--- YOUR GOAL ---
Repeat the material exactly as it appears.

(Part of a data file)
......

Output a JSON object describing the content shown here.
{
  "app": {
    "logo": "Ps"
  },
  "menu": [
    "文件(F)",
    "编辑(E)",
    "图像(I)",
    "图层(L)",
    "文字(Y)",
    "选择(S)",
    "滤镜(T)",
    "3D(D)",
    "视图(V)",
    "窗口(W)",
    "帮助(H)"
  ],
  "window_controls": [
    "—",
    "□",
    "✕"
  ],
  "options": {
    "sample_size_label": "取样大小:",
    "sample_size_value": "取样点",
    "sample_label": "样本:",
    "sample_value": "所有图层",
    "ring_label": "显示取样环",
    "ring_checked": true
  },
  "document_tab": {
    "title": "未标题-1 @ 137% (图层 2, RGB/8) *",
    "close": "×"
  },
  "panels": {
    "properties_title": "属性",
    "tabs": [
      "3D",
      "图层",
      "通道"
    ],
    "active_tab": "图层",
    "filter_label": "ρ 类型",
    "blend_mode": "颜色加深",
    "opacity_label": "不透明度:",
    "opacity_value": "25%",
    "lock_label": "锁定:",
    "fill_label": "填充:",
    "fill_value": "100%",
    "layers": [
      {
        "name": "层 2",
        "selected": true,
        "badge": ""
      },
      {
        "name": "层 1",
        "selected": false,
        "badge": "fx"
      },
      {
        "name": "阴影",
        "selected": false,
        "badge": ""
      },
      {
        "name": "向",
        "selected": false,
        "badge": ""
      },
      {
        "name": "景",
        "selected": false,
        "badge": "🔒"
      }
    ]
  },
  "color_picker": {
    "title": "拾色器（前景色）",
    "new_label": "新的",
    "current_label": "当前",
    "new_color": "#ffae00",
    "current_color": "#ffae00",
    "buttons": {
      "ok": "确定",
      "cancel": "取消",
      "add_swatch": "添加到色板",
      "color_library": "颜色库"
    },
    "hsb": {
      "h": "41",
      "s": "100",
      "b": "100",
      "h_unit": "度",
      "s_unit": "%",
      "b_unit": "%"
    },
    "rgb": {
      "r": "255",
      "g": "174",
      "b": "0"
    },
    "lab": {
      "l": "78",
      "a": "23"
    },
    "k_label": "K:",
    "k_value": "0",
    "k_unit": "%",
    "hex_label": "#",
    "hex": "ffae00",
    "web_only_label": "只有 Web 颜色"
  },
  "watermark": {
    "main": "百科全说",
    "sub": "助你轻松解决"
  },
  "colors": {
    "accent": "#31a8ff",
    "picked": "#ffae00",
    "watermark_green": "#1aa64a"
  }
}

......

--- WRITTEN RESPONSE ---
Output a JSON object describing the content shown here.
{
  "app": {
    "logo": "Ps"
  },
  "menu": [
    "文件(F)",
    "编辑(E)",
    "图像(I)",
    "图层(L)",
    "文字(Y)",
    "选择(S)",
    "滤镜(T)",
    "3D(D)",
    "视图(V)",
    "窗口(W)",
    "帮助(H)"
  ],
  "window_controls": [
    "—",
    "□",
    "✕"
  ],
  "options": {
    "sample_size_label": "取样大小:",
    "sample_size_value": "取样点",
    "sample_label": "样本:",
    "sample_value": "所有图层",
    "ring_label": "显示取样环",
    "ring_checked": true
  },
  "document_tab": {
    "title": "未标题-1 @ 137% (图层 2, RGB/8) *",
    "close": "×"
  },
  "panels": {
    "properties_title": "属性",
    "tabs": [
      "3D",
      "图层",
      "通道"
    ],
    "active_tab": "图层",
    "filter_label": "ρ 类型",
    "blend_mode": "颜色加深",
    "opacity_label": "不透明度:",
    "opacity_value": "25%",
    "lock_label": "锁定:",
    "fill_label": "填充:",
    "fill_value": "100%",
    "layers": [
      {
        "name": "层 2",
        "selected": true,
        "badge": ""
      },
      {
        "name": "层 1",
        "selected": false,
        "badge": "fx"
      },
      {
        "name": "阴影",
        "selected": false,
        "badge": ""
      },
      {
        "name": "向",
        "selected": false,
        "badge": ""
      },
      {
        "name": "景",
        "selected": false,
        "badge": "🔒"
      }
    ]
  },
  "color_picker": {
    "title": "拾色器（前景色）",
    "new_label": "新的",
    "current_label": "当前",
    "new_color": "#ffae00",
    "current_color": "#ffae00",
    "buttons": {
      "ok": "确定",
      "cancel": "取消",
      "add_swatch": "添加到色板",
      "color_library": "颜色库"
    },
    "hsb": {
      "h": "41",
      "s": "100",
      "b": "100",
      "h_unit": "度",
      "s_unit": "%",
      "b_unit": "%"
    },
    "rgb": {
      "r": "255",
      "g": "174",
      "b": "0"
    },
    "lab": {
      "l": "78",
      "a": "23"
    },
    "k_label": "K:",
    "k_value": "0",
    "k_unit": "%",
    "hex_label": "#",
    "hex": "ffae00",
    "web_only_label": "只有 Web 颜色"
  },
  "watermark": {
    "main": "百科全说",
    "sub": "助你轻松解决"
  },
  "colors": {
    "accent": "#31a8ff",
    "picked": "#ffae00",
    "watermark_green": "#1aa64a"
  }
}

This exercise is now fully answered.